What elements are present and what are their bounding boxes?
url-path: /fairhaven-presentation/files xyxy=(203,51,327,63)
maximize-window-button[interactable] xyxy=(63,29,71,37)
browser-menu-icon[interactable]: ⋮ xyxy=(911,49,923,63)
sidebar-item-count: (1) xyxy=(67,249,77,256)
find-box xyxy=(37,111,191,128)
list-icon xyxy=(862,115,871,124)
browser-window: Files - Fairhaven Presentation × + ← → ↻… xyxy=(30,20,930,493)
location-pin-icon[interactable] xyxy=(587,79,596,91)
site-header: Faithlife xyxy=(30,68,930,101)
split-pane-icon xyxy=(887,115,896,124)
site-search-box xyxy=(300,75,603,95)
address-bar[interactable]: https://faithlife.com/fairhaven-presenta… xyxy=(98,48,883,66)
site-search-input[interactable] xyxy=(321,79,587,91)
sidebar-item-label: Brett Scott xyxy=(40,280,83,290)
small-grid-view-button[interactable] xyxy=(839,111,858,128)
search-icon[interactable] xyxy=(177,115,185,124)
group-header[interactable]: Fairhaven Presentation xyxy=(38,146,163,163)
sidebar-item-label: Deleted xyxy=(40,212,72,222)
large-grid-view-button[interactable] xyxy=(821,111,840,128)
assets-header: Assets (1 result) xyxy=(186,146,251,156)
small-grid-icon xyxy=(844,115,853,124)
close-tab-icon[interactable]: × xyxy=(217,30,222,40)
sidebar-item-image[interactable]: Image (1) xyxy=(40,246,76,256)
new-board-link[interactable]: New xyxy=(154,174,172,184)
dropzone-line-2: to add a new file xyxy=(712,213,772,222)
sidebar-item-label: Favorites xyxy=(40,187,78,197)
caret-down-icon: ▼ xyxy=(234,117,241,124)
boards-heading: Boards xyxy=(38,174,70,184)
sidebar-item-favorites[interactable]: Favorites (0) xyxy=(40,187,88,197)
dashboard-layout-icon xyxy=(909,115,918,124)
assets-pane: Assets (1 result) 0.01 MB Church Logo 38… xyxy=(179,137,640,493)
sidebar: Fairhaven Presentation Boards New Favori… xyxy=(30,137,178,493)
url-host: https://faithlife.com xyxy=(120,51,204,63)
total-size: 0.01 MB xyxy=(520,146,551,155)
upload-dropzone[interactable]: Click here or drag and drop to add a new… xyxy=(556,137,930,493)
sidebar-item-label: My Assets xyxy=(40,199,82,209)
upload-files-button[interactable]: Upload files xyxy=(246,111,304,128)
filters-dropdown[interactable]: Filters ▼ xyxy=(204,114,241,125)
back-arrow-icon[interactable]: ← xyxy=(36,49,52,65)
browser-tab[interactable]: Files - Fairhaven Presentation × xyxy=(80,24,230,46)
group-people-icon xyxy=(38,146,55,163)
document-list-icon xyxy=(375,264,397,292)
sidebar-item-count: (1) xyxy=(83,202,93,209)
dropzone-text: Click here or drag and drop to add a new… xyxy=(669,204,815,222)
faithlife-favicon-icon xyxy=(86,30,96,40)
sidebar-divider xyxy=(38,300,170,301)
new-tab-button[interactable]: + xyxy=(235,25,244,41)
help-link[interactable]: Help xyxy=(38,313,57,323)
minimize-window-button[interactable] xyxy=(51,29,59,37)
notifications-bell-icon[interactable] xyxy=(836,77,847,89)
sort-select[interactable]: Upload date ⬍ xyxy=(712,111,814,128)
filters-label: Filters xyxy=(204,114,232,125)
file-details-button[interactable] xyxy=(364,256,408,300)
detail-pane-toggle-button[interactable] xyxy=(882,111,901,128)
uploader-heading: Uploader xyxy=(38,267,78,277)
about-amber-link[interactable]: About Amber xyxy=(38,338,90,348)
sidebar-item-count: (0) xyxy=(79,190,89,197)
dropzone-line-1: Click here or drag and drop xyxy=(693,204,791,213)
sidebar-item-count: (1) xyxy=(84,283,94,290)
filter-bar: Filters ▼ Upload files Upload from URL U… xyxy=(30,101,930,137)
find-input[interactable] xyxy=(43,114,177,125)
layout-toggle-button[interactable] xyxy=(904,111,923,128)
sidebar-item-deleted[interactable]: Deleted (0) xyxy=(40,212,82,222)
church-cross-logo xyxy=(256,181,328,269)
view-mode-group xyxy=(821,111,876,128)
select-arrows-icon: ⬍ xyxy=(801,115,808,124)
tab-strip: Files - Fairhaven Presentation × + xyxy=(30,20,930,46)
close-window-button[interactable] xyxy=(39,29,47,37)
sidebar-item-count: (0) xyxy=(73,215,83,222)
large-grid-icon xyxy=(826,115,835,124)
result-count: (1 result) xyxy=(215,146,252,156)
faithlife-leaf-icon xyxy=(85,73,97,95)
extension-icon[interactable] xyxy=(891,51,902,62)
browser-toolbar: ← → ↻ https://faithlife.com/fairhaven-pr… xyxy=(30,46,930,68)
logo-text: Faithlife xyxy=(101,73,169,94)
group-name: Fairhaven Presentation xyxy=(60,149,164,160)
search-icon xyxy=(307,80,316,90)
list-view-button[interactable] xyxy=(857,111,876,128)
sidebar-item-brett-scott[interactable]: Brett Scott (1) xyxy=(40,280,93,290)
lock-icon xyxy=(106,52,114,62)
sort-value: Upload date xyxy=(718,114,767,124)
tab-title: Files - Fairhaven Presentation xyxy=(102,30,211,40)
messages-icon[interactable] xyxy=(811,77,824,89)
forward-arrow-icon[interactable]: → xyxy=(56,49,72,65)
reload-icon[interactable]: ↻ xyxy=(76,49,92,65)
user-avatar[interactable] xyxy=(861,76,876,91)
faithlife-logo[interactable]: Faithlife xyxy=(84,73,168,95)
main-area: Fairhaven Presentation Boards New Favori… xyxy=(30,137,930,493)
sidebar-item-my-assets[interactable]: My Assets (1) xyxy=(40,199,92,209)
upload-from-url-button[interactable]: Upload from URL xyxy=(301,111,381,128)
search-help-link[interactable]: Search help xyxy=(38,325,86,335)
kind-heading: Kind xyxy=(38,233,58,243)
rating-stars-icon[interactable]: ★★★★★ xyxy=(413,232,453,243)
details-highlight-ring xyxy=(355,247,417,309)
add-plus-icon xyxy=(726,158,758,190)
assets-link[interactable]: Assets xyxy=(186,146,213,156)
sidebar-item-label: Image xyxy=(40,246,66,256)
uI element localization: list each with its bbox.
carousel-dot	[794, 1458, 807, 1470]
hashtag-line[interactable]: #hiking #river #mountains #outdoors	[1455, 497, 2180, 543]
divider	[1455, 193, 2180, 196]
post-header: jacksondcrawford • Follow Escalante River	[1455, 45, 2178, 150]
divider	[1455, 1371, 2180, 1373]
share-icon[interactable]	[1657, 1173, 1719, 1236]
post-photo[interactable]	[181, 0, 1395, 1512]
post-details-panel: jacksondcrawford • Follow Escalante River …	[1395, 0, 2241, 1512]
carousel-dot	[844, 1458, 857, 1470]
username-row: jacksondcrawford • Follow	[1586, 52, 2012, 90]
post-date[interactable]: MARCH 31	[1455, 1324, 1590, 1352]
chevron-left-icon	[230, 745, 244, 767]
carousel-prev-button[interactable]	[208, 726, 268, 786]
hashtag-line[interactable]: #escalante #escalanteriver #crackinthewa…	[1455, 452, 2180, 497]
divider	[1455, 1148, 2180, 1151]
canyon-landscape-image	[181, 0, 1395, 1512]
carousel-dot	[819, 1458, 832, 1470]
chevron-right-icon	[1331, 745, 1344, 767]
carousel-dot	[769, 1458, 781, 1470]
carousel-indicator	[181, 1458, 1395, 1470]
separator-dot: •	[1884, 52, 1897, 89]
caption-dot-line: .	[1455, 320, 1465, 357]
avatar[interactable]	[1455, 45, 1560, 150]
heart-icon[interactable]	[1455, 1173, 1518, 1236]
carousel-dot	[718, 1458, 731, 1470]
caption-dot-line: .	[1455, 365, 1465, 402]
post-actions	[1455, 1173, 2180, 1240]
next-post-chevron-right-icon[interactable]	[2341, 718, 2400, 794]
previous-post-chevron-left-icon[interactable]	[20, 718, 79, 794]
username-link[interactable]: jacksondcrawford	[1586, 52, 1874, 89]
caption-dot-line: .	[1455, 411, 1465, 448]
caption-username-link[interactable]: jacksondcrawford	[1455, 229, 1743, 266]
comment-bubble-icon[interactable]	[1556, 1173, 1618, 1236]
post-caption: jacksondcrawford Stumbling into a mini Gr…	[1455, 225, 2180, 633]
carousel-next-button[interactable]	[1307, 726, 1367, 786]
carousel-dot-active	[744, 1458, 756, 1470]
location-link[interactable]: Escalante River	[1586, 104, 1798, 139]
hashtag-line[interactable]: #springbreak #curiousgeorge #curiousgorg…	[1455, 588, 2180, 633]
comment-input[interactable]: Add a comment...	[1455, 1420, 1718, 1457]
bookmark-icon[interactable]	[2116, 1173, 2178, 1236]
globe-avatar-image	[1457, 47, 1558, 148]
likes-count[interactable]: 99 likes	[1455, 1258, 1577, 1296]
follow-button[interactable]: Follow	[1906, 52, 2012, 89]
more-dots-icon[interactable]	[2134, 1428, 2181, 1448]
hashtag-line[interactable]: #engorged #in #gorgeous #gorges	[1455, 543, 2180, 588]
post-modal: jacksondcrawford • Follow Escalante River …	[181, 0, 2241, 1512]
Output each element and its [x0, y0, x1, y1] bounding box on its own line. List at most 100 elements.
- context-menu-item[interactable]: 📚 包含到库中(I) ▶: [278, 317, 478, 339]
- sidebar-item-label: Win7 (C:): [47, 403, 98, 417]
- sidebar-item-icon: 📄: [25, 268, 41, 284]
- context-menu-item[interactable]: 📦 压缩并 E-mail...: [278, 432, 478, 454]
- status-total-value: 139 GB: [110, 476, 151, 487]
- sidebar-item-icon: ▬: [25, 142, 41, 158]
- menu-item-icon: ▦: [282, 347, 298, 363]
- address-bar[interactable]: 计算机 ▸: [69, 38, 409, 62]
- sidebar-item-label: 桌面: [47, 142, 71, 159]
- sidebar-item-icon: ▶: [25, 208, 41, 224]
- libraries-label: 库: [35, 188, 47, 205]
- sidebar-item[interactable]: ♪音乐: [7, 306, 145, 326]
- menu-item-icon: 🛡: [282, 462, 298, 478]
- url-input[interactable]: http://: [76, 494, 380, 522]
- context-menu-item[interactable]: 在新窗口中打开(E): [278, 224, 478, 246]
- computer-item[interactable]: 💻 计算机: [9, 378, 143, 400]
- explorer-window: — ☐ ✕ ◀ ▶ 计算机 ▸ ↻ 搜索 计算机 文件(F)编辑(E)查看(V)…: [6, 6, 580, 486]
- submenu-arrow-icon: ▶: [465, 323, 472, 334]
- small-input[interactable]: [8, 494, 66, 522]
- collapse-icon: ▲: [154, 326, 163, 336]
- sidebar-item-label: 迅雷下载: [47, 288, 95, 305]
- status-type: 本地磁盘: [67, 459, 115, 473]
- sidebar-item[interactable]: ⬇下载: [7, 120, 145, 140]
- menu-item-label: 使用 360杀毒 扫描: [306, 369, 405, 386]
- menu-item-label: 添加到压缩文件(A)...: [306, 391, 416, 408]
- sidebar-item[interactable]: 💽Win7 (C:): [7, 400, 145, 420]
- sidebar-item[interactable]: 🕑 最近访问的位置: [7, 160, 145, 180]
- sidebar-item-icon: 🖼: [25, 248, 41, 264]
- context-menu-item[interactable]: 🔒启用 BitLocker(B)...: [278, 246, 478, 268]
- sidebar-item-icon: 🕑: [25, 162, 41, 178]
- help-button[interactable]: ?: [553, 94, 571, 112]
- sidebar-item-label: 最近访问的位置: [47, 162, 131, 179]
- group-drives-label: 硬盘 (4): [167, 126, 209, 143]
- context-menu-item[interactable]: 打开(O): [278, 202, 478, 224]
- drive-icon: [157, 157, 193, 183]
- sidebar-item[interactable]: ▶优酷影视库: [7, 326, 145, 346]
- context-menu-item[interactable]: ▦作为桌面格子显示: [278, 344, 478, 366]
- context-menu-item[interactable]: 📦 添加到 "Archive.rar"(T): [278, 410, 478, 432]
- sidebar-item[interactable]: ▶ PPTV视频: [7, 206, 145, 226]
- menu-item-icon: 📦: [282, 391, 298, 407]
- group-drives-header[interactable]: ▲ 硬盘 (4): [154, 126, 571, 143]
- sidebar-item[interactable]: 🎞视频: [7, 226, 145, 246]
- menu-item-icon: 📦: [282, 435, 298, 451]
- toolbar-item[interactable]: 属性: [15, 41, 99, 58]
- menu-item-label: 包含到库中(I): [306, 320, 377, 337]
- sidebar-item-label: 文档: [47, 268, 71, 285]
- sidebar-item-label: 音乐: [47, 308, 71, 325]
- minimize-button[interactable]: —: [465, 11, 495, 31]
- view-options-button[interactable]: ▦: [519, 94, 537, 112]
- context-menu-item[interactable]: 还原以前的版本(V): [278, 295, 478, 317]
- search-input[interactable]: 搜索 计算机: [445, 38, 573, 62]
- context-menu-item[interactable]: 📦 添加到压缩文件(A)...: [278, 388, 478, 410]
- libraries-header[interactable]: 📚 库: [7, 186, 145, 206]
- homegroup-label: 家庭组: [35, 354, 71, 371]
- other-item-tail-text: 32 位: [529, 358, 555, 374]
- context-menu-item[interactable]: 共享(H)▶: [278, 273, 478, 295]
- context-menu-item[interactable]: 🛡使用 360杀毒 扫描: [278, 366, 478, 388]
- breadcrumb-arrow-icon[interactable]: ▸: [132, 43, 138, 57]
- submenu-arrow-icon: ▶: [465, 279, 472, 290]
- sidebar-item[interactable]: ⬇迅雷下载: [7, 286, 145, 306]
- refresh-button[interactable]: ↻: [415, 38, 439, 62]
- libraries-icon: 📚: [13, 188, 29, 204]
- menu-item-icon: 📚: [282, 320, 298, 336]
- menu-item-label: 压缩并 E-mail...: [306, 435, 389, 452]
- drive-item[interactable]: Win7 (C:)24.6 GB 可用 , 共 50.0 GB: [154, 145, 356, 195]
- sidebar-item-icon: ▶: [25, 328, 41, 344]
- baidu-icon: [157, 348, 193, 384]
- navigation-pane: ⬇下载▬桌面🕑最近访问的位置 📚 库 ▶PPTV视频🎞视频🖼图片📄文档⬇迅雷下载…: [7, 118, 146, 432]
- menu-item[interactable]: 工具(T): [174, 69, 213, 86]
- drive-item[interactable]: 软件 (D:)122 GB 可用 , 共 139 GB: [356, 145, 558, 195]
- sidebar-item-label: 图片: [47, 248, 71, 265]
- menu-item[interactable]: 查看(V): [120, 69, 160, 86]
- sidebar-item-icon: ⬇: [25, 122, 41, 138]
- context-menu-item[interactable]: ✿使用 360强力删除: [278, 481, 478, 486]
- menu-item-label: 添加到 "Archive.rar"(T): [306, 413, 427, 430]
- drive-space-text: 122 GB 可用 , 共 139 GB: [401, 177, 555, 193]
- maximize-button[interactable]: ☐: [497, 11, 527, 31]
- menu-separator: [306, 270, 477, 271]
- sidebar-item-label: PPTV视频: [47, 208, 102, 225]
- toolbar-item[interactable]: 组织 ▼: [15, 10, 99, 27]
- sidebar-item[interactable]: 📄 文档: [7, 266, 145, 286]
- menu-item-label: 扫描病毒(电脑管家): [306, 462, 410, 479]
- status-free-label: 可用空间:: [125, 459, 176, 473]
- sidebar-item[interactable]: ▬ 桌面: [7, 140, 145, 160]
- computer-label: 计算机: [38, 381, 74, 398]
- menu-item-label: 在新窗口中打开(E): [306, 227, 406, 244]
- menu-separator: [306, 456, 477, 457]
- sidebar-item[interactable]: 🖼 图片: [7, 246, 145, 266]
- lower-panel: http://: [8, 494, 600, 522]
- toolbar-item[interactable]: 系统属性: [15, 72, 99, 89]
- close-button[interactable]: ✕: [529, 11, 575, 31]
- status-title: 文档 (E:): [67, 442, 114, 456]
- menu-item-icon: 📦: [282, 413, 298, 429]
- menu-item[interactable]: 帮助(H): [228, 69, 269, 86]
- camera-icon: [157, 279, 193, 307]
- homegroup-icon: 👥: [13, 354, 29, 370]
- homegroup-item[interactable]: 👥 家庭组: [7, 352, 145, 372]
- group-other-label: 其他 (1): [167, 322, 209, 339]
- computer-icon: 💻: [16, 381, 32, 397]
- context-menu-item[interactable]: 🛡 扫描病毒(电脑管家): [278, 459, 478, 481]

========================================================================

## EXERCISE OBJECTIVE
Set out every line from the start of the records through the line containing "find-box xyxy=(37,111,191,128)" as a JSON list of strings, one string per line, leaving out any blank lines.

## EXERCISE RESULT
[
  "What elements are present and what are their bounding boxes?",
  "url-path: /fairhaven-presentation/files xyxy=(203,51,327,63)",
  "maximize-window-button[interactable] xyxy=(63,29,71,37)",
  "browser-menu-icon[interactable]: ⋮ xyxy=(911,49,923,63)",
  "sidebar-item-count: (1) xyxy=(67,249,77,256)",
  "find-box xyxy=(37,111,191,128)"
]